**Written task**
Omit the pictures, then reproduce every remaining record exactly.

## start

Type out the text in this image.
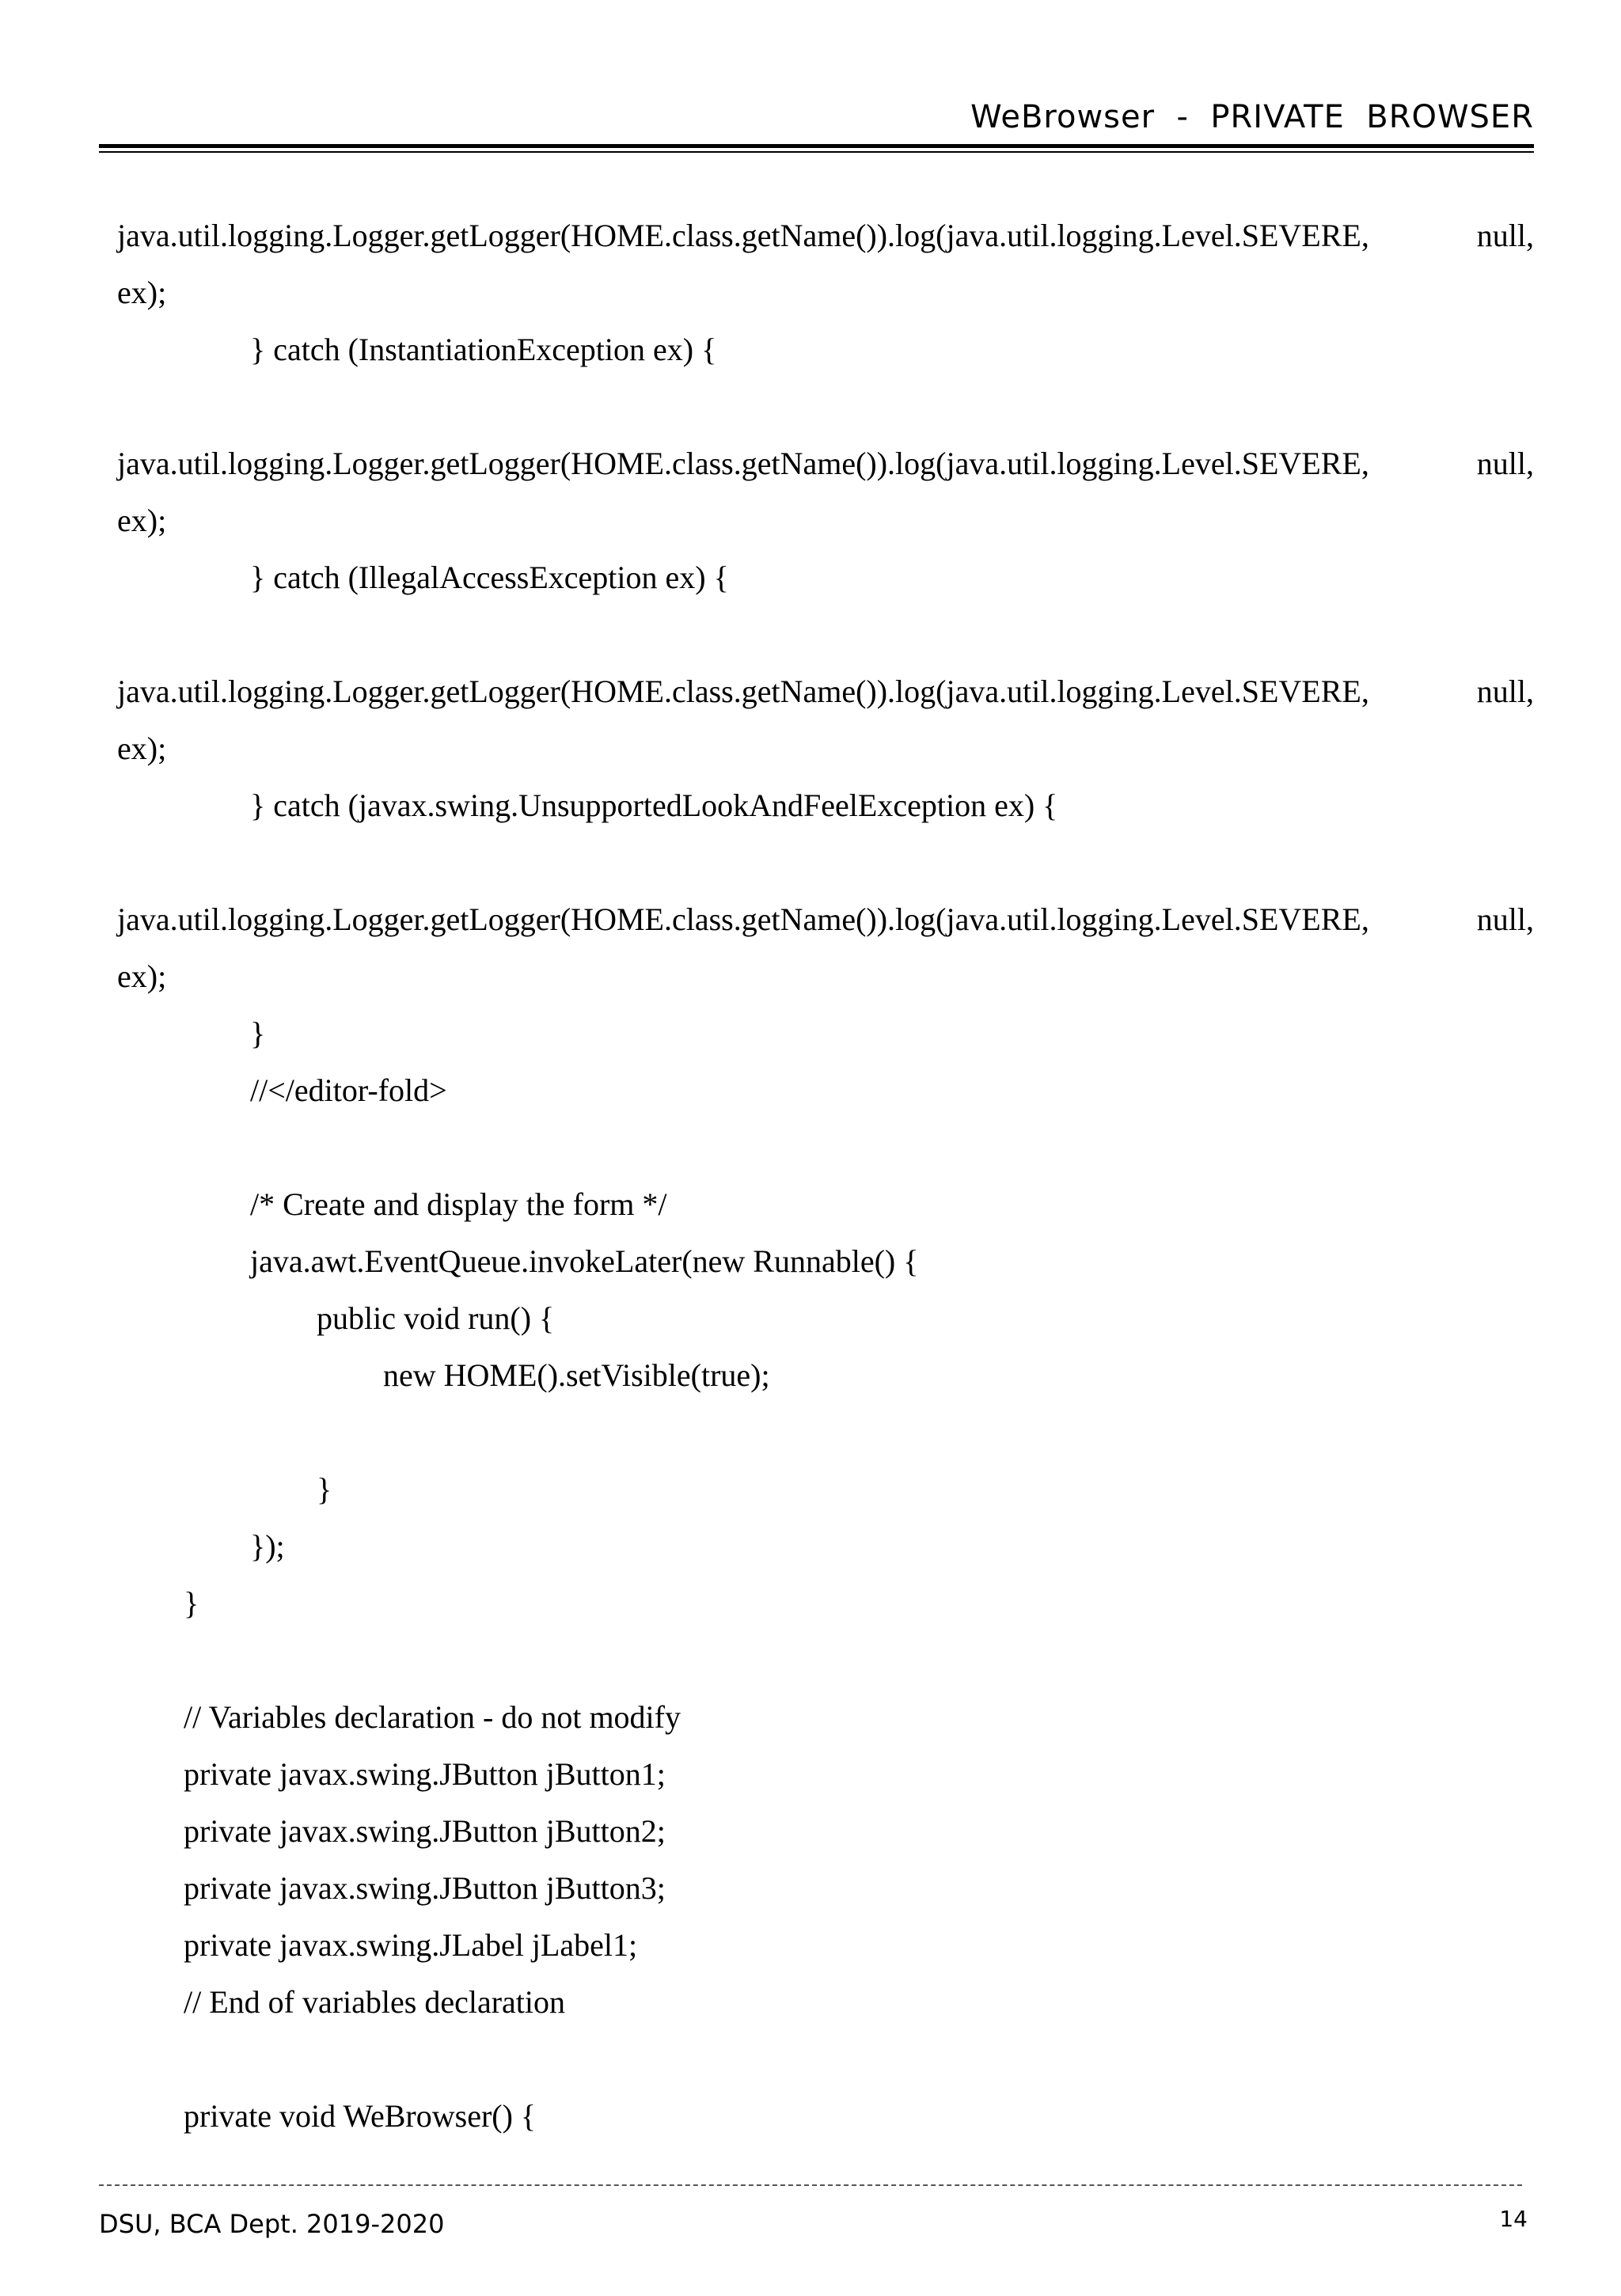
WeBrowser  -  PRIVATE  BROWSER
java.util.logging.Logger.getLogger(HOME.class.getName()).log(java.util.logging.Level.SEVERE,	null,
ex);
} catch (InstantiationException ex) {
java.util.logging.Logger.getLogger(HOME.class.getName()).log(java.util.logging.Level.SEVERE,	null,
ex);
} catch (IllegalAccessException ex) {
java.util.logging.Logger.getLogger(HOME.class.getName()).log(java.util.logging.Level.SEVERE,	null,
ex);
} catch (javax.swing.UnsupportedLookAndFeelException ex) {
java.util.logging.Logger.getLogger(HOME.class.getName()).log(java.util.logging.Level.SEVERE,	null,
ex);
}
//</editor-fold>
/* Create and display the form */
java.awt.EventQueue.invokeLater(new Runnable() {
public void run() {
new HOME().setVisible(true);
}
});
}
// Variables declaration - do not modify
private javax.swing.JButton jButton1;
private javax.swing.JButton jButton2;
private javax.swing.JButton jButton3;
private javax.swing.JLabel jLabel1;
// End of variables declaration
private void WeBrowser() {
DSU, BCA Dept. 2019-2020	14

## end

**Exercise result**
Type out the text in this image.
WeBrowser  -  PRIVATE  BROWSER
java.util.logging.Logger.getLogger(HOME.class.getName()).log(java.util.logging.Level.SEVERE,	null,
ex);
} catch (InstantiationException ex) {
java.util.logging.Logger.getLogger(HOME.class.getName()).log(java.util.logging.Level.SEVERE,	null,
ex);
} catch (IllegalAccessException ex) {
java.util.logging.Logger.getLogger(HOME.class.getName()).log(java.util.logging.Level.SEVERE,	null,
ex);
} catch (javax.swing.UnsupportedLookAndFeelException ex) {
java.util.logging.Logger.getLogger(HOME.class.getName()).log(java.util.logging.Level.SEVERE,	null,
ex);
}
//</editor-fold>
/* Create and display the form */
java.awt.EventQueue.invokeLater(new Runnable() {
public void run() {
new HOME().setVisible(true);
}
});
}
// Variables declaration - do not modify
private javax.swing.JButton jButton1;
private javax.swing.JButton jButton2;
private javax.swing.JButton jButton3;
private javax.swing.JLabel jLabel1;
// End of variables declaration
private void WeBrowser() {
DSU, BCA Dept. 2019-2020	14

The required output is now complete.